-- BEGIN Record list --

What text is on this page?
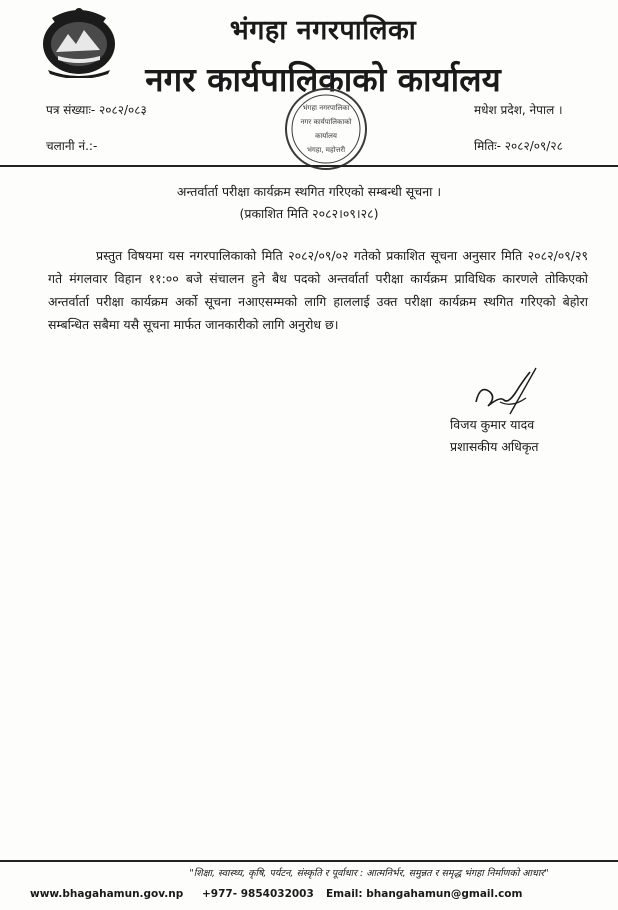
भंगहा नगरपालिका
नगर कार्यपालिकाको कार्यालय
पत्र संख्याः- २०८२/०८३
चलानी नं.:-
मधेश प्रदेश, नेपाल ।
मितिः- २०८२/०९/२८
भंगहा नगरपालिका
नगर कार्यपालिकाको
कार्यालय
भंगहा, महोत्तरी
अन्तर्वार्ता परीक्षा कार्यक्रम स्थगित गरिएको सम्बन्धी सूचना ।
(प्रकाशित मिति २०८२।०९।२८)

प्रस्तुत विषयमा यस नगरपालिकाको मिति २०८२/०९/०२ गतेको प्रकाशित सूचना अनुसार मिति २०८२/०९/२९ गते मंगलवार विहान ११:०० बजे संचालन हुने बैध पदको अन्तर्वार्ता परीक्षा कार्यक्रम प्राविधिक कारणले तोकिएको अन्तर्वार्ता परीक्षा कार्यक्रम अर्को सूचना नआएसम्मको लागि हाललाई उक्त परीक्षा कार्यक्रम स्थगित गरिएको बेहोरा सम्बन्धित सबैमा यसै सूचना मार्फत जानकारीको लागि अनुरोध छ।

विजय कुमार यादव
प्रशासकीय अधिकृत
"शिक्षा, स्वास्थ्य, कृषि, पर्यटन, संस्कृति र पूर्वाधार : आत्मनिर्भर, समुन्नत र समृद्ध भंगहा निर्माणको आधार"
www.bhagahamun.gov.np +977- 9854032003 Email: bhangahamun@gmail.com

-- END Record list --

§ **What you have to do**
Transcribe all entries above exactly. Drop the pictures.

§ **Exercise answer**
What text is on this page?
भंगहा नगरपालिका
नगर कार्यपालिकाको कार्यालय
पत्र संख्याः- २०८२/०८३
चलानी नं.:-
मधेश प्रदेश, नेपाल ।
मितिः- २०८२/०९/२८
भंगहा नगरपालिका
नगर कार्यपालिकाको
कार्यालय
भंगहा, महोत्तरी
अन्तर्वार्ता परीक्षा कार्यक्रम स्थगित गरिएको सम्बन्धी सूचना ।
(प्रकाशित मिति २०८२।०९।२८)

प्रस्तुत विषयमा यस नगरपालिकाको मिति २०८२/०९/०२ गतेको प्रकाशित सूचना अनुसार मिति २०८२/०९/२९ गते मंगलवार विहान ११:०० बजे संचालन हुने बैध पदको अन्तर्वार्ता परीक्षा कार्यक्रम प्राविधिक कारणले तोकिएको अन्तर्वार्ता परीक्षा कार्यक्रम अर्को सूचना नआएसम्मको लागि हाललाई उक्त परीक्षा कार्यक्रम स्थगित गरिएको बेहोरा सम्बन्धित सबैमा यसै सूचना मार्फत जानकारीको लागि अनुरोध छ।

विजय कुमार यादव
प्रशासकीय अधिकृत
"शिक्षा, स्वास्थ्य, कृषि, पर्यटन, संस्कृति र पूर्वाधार : आत्मनिर्भर, समुन्नत र समृद्ध भंगहा निर्माणको आधार"
www.bhagahamun.gov.np +977- 9854032003 Email: bhangahamun@gmail.com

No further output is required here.